## Aim of the task
Without the pictures, output the records below word for word.

-- start Extracted records --

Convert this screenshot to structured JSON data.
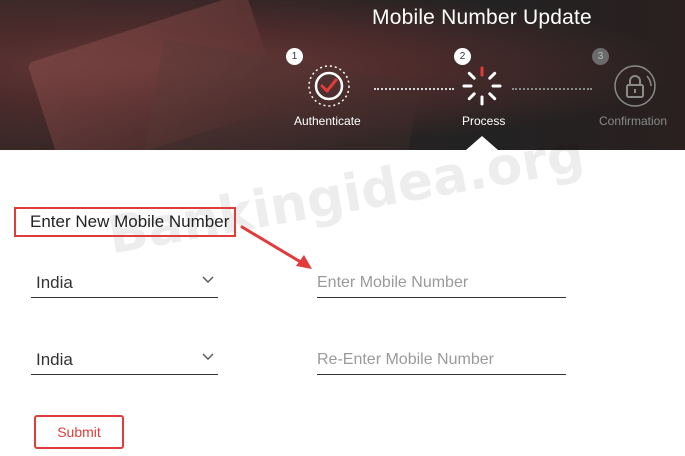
{
  "header": {
    "title": "Mobile Number Update",
    "steps": [
      {
        "number": "1",
        "label": "Authenticate",
        "icon": "check-circle-icon",
        "state": "done"
      },
      {
        "number": "2",
        "label": "Process",
        "icon": "spinner-icon",
        "state": "active"
      },
      {
        "number": "3",
        "label": "Confirmation",
        "icon": "lock-icon",
        "state": "inactive"
      }
    ]
  },
  "watermark": "Bankingidea.org",
  "form": {
    "heading": "Enter New Mobile Number",
    "country1": "India",
    "mobile_placeholder": "Enter Mobile Number",
    "country2": "India",
    "reenter_placeholder": "Re-Enter Mobile Number",
    "submit_label": "Submit"
  },
  "colors": {
    "accent": "#e03c3c",
    "inactive_step": "#8a8a8a"
  }
}
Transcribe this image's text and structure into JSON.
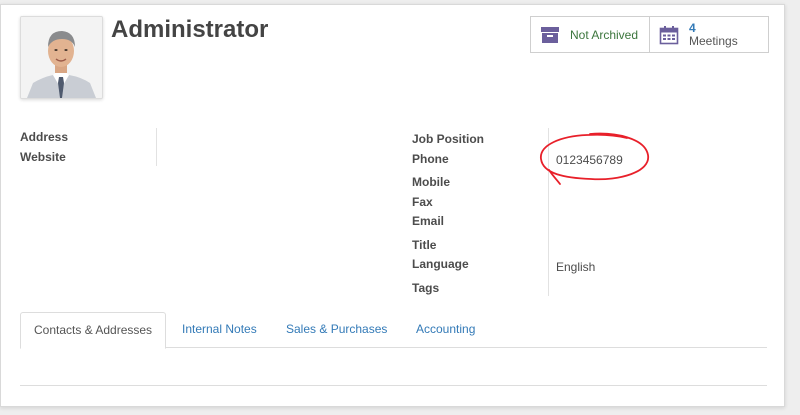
{
  "header": {
    "title": "Administrator",
    "avatar_alt": "Administrator photo"
  },
  "smart_buttons": {
    "archive": {
      "icon": "archive-box-icon",
      "label": "Not Archived",
      "color": "#3c763d"
    },
    "meetings": {
      "icon": "calendar-icon",
      "count": "4",
      "label": "Meetings"
    }
  },
  "left_fields": {
    "address_label": "Address",
    "website_label": "Website"
  },
  "right_fields": {
    "job_position_label": "Job Position",
    "phone_label": "Phone",
    "phone_value": "0123456789",
    "mobile_label": "Mobile",
    "fax_label": "Fax",
    "email_label": "Email",
    "title_label": "Title",
    "language_label": "Language",
    "language_value": "English",
    "tags_label": "Tags"
  },
  "tabs": [
    {
      "label": "Contacts & Addresses",
      "active": true
    },
    {
      "label": "Internal Notes",
      "active": false
    },
    {
      "label": "Sales & Purchases",
      "active": false
    },
    {
      "label": "Accounting",
      "active": false
    }
  ],
  "annotation": {
    "color": "#e8202a"
  }
}
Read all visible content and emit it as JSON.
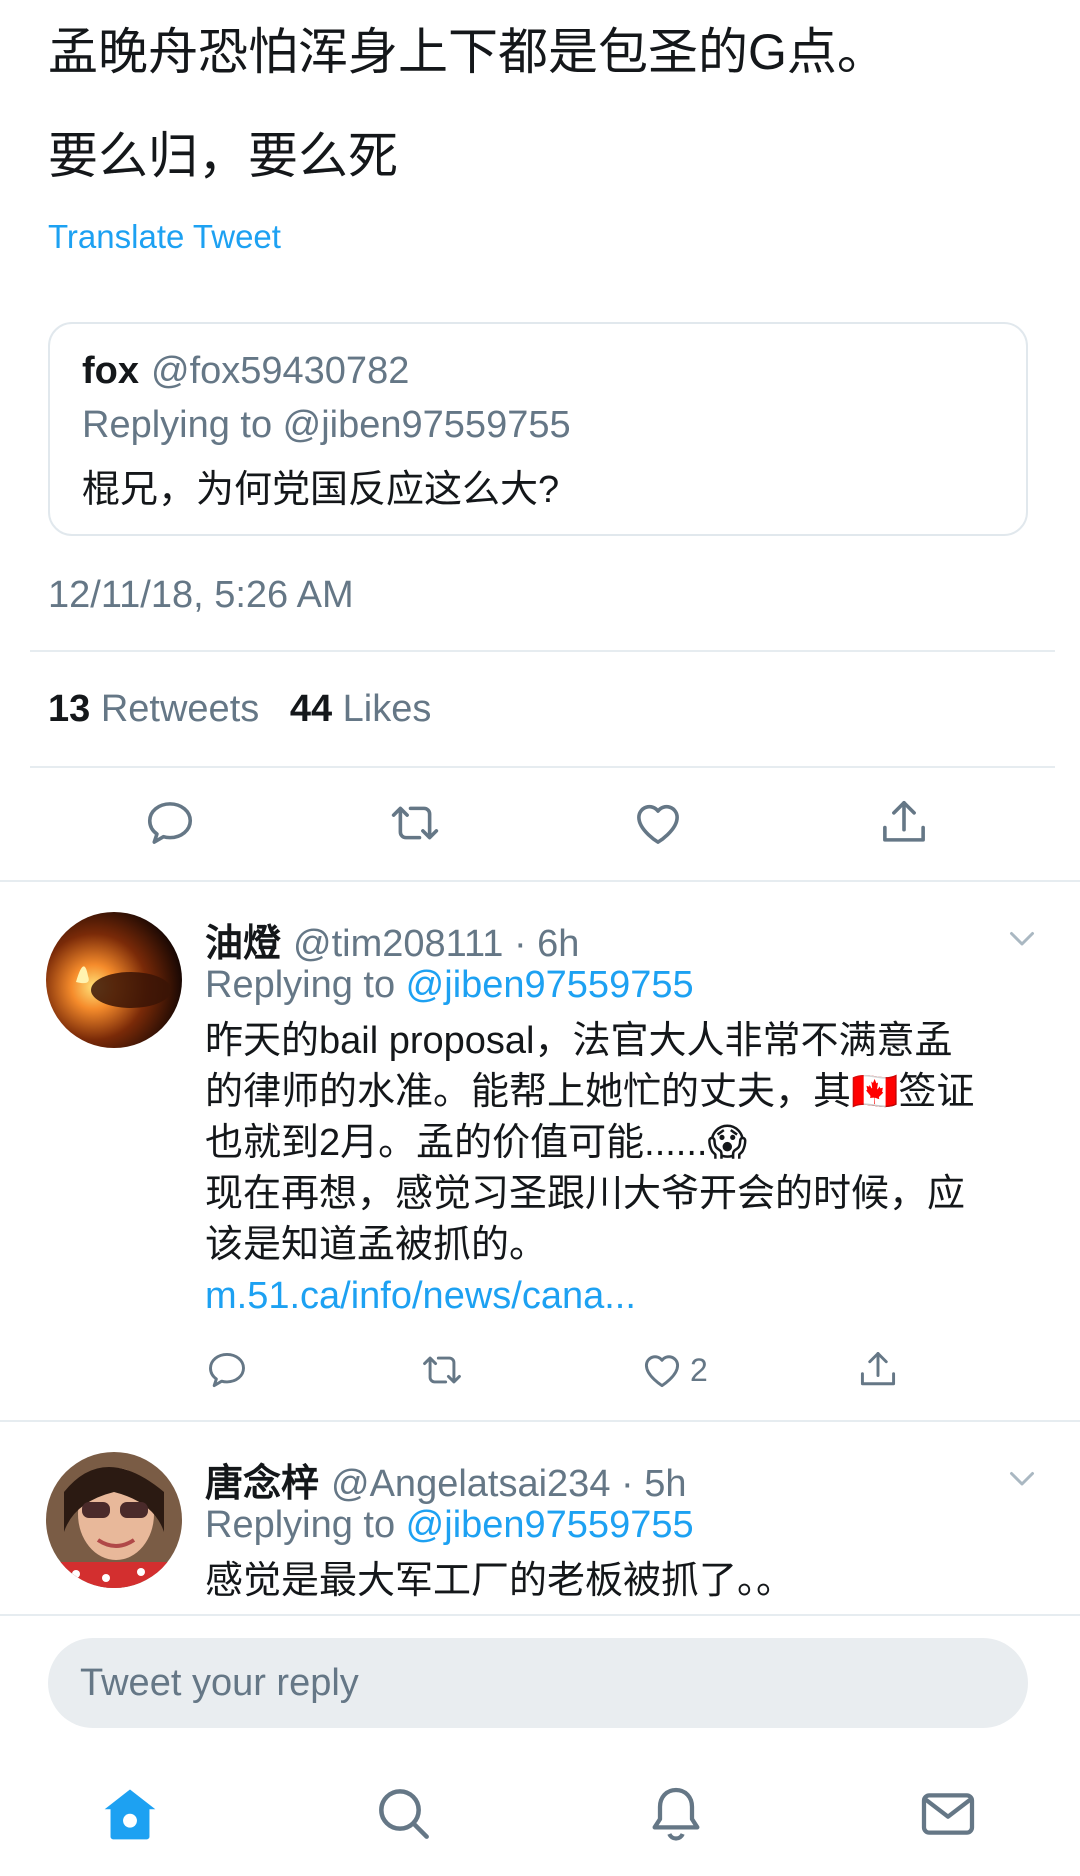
{
  "tweet": {
    "line1": "孟晚舟恐怕浑身上下都是包圣的G点。",
    "line2": "要么归，要么死",
    "translate": "Translate Tweet"
  },
  "quoted": {
    "name": "fox",
    "handle": "@fox59430782",
    "replying_to": "Replying to @jiben97559755",
    "body": "棍兄，为何党国反应这么大?"
  },
  "timestamp": "12/11/18, 5:26 AM",
  "stats": {
    "retweets_count": "13",
    "retweets_label": "Retweets",
    "likes_count": "44",
    "likes_label": "Likes"
  },
  "replies": [
    {
      "name": "油燈",
      "handle": "@tim208111 · 6h",
      "replying_prefix": "Replying to ",
      "replying_mention": "@jiben97559755",
      "body_lines": [
        "昨天的bail proposal，法官大人非常不满意孟",
        "的律师的水准。能帮上她忙的丈夫，其🇨🇦签证",
        "也就到2月。孟的价值可能......😱",
        "现在再想，感觉习圣跟川大爷开会的时候，应",
        "该是知道孟被抓的。"
      ],
      "link": "m.51.ca/info/news/cana...",
      "like_count": "2"
    },
    {
      "name": "唐念梓",
      "handle": "@Angelatsai234 · 5h",
      "replying_prefix": "Replying to ",
      "replying_mention": "@jiben97559755",
      "body_lines": [
        "感觉是最大军工厂的老板被抓了。。"
      ]
    }
  ],
  "compose": {
    "placeholder": "Tweet your reply"
  },
  "colors": {
    "accent": "#1da1f2",
    "muted": "#657786",
    "text": "#14171a"
  },
  "icons": [
    "reply-icon",
    "retweet-icon",
    "like-icon",
    "share-icon",
    "chevron-down-icon",
    "home-icon",
    "search-icon",
    "notifications-icon",
    "messages-icon"
  ]
}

-- end Extracted records --

## Solved exercise
Convert this screenshot to structured JSON data.
{
  "header": {
    "title": "Mobile Number Update",
    "steps": [
      {
        "number": "1",
        "label": "Authenticate",
        "icon": "check-circle-icon",
        "state": "done"
      },
      {
        "number": "2",
        "label": "Process",
        "icon": "spinner-icon",
        "state": "active"
      },
      {
        "number": "3",
        "label": "Confirmation",
        "icon": "lock-icon",
        "state": "inactive"
      }
    ]
  },
  "watermark": "Bankingidea.org",
  "form": {
    "heading": "Enter New Mobile Number",
    "country1": "India",
    "mobile_placeholder": "Enter Mobile Number",
    "country2": "India",
    "reenter_placeholder": "Re-Enter Mobile Number",
    "submit_label": "Submit"
  },
  "colors": {
    "accent": "#e03c3c",
    "inactive_step": "#8a8a8a"
  }
}
Transcribe this image's text and structure into JSON.
{
  "header": {
    "title": "Administrator",
    "avatar_alt": "Administrator photo"
  },
  "smart_buttons": {
    "archive": {
      "icon": "archive-box-icon",
      "label": "Not Archived",
      "color": "#3c763d"
    },
    "meetings": {
      "icon": "calendar-icon",
      "count": "4",
      "label": "Meetings"
    }
  },
  "left_fields": {
    "address_label": "Address",
    "website_label": "Website"
  },
  "right_fields": {
    "job_position_label": "Job Position",
    "phone_label": "Phone",
    "phone_value": "0123456789",
    "mobile_label": "Mobile",
    "fax_label": "Fax",
    "email_label": "Email",
    "title_label": "Title",
    "language_label": "Language",
    "language_value": "English",
    "tags_label": "Tags"
  },
  "tabs": [
    {
      "label": "Contacts & Addresses",
      "active": true
    },
    {
      "label": "Internal Notes",
      "active": false
    },
    {
      "label": "Sales & Purchases",
      "active": false
    },
    {
      "label": "Accounting",
      "active": false
    }
  ],
  "annotation": {
    "color": "#e8202a"
  }
}
Read all visible content and emit it as JSON.
{
  "tweet": {
    "line1": "孟晚舟恐怕浑身上下都是包圣的G点。",
    "line2": "要么归，要么死",
    "translate": "Translate Tweet"
  },
  "quoted": {
    "name": "fox",
    "handle": "@fox59430782",
    "replying_to": "Replying to @jiben97559755",
    "body": "棍兄，为何党国反应这么大?"
  },
  "timestamp": "12/11/18, 5:26 AM",
  "stats": {
    "retweets_count": "13",
    "retweets_label": "Retweets",
    "likes_count": "44",
    "likes_label": "Likes"
  },
  "replies": [
    {
      "name": "油燈",
      "handle": "@tim208111 · 6h",
      "replying_prefix": "Replying to ",
      "replying_mention": "@jiben97559755",
      "body_lines": [
        "昨天的bail proposal，法官大人非常不满意孟",
        "的律师的水准。能帮上她忙的丈夫，其🇨🇦签证",
        "也就到2月。孟的价值可能......😱",
        "现在再想，感觉习圣跟川大爷开会的时候，应",
        "该是知道孟被抓的。"
      ],
      "link": "m.51.ca/info/news/cana...",
      "like_count": "2"
    },
    {
      "name": "唐念梓",
      "handle": "@Angelatsai234 · 5h",
      "replying_prefix": "Replying to ",
      "replying_mention": "@jiben97559755",
      "body_lines": [
        "感觉是最大军工厂的老板被抓了。。"
      ]
    }
  ],
  "compose": {
    "placeholder": "Tweet your reply"
  },
  "colors": {
    "accent": "#1da1f2",
    "muted": "#657786",
    "text": "#14171a"
  },
  "icons": [
    "reply-icon",
    "retweet-icon",
    "like-icon",
    "share-icon",
    "chevron-down-icon",
    "home-icon",
    "search-icon",
    "notifications-icon",
    "messages-icon"
  ]
}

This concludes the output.